- _Set task_
Gather up every line that includes the string "package".

** begin Records for the task **

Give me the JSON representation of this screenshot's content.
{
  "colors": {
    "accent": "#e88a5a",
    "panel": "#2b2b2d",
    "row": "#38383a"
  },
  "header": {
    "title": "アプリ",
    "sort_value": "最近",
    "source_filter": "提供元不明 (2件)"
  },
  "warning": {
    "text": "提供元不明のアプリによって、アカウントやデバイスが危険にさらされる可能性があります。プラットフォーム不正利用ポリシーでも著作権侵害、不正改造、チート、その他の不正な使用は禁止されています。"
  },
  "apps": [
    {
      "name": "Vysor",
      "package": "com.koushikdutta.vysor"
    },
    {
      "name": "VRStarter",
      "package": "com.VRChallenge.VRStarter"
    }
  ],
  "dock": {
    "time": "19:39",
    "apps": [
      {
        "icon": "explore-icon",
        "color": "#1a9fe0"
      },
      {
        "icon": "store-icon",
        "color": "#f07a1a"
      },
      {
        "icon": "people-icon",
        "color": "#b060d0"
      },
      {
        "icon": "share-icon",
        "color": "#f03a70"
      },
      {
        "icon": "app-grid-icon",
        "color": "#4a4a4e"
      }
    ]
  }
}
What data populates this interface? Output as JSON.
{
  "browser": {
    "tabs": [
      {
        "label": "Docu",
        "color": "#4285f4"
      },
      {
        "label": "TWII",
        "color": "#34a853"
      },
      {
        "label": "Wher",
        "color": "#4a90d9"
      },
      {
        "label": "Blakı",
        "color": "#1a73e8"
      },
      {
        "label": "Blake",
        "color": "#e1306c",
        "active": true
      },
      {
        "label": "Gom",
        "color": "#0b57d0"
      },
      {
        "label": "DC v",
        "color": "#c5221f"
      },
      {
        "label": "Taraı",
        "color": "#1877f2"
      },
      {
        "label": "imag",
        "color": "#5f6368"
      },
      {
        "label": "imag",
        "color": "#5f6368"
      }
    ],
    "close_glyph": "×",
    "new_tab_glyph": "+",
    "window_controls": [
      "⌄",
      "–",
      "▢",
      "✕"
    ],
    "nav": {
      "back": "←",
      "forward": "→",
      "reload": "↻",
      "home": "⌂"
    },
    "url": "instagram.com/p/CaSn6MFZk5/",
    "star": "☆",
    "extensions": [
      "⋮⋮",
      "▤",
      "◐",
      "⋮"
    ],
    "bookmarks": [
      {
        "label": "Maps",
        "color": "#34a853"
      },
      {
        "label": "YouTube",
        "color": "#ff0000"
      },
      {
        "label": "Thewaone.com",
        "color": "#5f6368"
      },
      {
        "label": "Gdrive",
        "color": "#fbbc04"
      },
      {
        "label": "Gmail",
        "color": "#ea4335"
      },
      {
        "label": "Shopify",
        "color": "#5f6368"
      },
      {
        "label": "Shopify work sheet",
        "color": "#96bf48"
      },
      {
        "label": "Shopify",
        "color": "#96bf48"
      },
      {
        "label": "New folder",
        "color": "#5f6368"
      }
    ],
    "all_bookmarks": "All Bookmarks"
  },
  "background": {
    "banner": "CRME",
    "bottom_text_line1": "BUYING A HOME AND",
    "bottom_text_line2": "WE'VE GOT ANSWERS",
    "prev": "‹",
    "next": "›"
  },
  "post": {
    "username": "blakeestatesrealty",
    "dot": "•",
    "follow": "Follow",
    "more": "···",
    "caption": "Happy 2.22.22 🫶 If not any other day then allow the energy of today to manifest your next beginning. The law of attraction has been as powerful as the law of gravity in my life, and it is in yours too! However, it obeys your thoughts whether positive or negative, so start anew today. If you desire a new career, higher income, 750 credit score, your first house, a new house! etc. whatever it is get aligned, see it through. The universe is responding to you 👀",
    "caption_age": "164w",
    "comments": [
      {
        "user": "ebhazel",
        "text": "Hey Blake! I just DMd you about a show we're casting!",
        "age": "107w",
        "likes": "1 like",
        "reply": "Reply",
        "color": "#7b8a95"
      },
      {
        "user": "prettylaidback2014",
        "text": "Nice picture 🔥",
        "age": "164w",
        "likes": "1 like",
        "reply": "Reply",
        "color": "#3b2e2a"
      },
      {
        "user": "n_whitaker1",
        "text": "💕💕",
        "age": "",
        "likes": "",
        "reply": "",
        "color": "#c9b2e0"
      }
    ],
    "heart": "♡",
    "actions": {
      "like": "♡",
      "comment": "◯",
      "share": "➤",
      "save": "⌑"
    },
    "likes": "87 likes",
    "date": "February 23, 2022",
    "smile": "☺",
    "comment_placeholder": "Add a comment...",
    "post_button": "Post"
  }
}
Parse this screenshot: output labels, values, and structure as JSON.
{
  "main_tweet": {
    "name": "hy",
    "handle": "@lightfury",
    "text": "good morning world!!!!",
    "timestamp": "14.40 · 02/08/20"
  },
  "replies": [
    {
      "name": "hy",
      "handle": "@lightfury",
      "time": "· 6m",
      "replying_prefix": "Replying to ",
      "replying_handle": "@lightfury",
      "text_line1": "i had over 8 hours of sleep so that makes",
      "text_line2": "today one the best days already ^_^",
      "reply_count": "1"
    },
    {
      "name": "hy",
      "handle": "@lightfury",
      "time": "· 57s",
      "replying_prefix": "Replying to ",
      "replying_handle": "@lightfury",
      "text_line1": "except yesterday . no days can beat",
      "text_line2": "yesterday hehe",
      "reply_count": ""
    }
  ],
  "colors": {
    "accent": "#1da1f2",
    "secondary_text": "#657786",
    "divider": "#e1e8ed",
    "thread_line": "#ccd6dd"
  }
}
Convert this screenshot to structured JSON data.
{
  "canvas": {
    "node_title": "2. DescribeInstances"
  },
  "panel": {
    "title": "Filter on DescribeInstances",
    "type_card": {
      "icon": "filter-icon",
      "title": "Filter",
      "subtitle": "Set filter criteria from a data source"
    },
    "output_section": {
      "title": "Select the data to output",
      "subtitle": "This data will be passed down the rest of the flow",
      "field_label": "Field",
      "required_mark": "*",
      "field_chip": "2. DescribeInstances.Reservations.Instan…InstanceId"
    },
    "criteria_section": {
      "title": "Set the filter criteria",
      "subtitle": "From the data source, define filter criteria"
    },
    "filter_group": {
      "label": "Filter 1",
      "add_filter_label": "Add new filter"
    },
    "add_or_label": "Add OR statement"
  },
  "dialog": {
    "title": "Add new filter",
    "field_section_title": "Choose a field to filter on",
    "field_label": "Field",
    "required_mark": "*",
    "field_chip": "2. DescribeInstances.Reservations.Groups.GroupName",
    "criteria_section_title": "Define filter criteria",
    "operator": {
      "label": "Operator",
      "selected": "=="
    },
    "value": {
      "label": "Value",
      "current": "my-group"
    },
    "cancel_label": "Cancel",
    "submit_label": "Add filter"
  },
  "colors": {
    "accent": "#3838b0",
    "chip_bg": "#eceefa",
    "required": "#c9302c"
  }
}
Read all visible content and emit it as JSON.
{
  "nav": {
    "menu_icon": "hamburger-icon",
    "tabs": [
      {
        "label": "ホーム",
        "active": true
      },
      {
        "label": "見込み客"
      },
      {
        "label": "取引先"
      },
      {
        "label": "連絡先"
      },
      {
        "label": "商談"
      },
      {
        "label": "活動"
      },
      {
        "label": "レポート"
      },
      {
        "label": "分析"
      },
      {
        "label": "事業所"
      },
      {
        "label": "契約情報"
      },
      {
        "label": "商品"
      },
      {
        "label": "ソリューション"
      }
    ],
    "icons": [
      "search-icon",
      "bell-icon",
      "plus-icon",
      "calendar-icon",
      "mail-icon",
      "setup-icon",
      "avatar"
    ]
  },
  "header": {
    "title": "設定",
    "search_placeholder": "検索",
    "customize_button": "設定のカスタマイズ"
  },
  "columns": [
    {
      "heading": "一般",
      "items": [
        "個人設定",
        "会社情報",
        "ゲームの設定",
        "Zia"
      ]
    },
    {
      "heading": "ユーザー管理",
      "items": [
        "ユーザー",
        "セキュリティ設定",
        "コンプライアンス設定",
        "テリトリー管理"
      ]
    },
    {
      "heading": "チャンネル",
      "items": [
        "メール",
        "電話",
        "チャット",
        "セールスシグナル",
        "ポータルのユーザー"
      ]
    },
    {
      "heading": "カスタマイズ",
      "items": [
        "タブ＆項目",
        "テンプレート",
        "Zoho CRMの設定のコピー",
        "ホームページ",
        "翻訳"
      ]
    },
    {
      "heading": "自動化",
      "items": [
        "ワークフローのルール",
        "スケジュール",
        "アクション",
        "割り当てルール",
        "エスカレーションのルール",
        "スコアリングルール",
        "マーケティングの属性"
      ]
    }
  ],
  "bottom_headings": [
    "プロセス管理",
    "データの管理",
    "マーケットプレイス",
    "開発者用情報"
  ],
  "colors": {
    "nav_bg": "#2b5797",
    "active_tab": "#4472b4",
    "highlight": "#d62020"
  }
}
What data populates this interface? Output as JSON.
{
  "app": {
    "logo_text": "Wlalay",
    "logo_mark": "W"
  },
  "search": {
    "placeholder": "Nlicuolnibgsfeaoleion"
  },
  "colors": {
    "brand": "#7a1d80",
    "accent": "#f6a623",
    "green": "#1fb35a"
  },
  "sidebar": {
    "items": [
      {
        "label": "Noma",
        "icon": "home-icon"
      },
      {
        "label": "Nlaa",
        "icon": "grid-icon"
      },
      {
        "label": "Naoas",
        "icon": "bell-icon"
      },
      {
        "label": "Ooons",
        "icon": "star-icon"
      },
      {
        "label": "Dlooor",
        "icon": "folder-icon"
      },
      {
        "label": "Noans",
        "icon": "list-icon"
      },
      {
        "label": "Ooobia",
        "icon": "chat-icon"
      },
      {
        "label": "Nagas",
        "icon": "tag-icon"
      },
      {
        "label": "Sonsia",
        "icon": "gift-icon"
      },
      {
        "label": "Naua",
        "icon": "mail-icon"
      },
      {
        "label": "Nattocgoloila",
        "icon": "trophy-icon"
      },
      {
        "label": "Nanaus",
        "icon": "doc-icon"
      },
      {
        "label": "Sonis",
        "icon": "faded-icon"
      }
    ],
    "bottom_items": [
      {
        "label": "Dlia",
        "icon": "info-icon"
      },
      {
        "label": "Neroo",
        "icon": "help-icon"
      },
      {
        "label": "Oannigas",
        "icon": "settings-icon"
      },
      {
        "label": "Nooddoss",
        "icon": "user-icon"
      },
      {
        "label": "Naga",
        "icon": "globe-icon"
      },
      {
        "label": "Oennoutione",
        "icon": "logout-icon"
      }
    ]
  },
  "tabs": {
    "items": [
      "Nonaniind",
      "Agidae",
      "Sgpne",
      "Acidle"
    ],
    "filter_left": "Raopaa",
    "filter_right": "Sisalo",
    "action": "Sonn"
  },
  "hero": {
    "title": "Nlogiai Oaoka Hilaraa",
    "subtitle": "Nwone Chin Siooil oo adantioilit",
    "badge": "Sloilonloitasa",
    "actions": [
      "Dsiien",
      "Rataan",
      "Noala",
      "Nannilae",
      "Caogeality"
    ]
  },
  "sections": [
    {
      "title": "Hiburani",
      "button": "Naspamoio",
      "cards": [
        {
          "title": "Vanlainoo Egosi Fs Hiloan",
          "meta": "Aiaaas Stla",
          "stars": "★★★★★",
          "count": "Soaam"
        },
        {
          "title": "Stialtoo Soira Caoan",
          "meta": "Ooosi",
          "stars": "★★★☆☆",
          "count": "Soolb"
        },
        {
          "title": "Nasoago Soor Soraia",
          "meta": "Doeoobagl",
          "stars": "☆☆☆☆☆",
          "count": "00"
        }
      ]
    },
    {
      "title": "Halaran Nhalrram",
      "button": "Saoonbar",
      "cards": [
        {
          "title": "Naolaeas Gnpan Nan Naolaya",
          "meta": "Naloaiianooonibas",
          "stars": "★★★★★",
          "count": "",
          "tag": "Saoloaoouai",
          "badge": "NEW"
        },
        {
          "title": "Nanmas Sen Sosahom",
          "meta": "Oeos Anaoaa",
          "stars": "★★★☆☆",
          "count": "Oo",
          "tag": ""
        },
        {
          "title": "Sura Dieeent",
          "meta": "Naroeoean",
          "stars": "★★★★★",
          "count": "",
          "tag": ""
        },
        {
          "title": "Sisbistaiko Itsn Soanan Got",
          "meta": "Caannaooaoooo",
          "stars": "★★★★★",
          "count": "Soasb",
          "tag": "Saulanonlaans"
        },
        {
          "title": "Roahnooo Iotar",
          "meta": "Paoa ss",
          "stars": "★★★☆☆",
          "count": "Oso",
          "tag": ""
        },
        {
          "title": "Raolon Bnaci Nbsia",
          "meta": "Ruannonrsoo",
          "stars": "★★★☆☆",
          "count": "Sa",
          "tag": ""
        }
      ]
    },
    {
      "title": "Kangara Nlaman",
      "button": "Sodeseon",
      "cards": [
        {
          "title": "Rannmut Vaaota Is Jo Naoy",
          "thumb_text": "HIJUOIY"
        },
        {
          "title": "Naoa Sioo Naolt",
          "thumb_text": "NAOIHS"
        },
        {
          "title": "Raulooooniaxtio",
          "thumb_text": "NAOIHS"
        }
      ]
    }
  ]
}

** end Records for the task **

- _Exercise result_
      "package": "com.koushikdutta.vysor"
      "package": "com.VRChallenge.VRStarter"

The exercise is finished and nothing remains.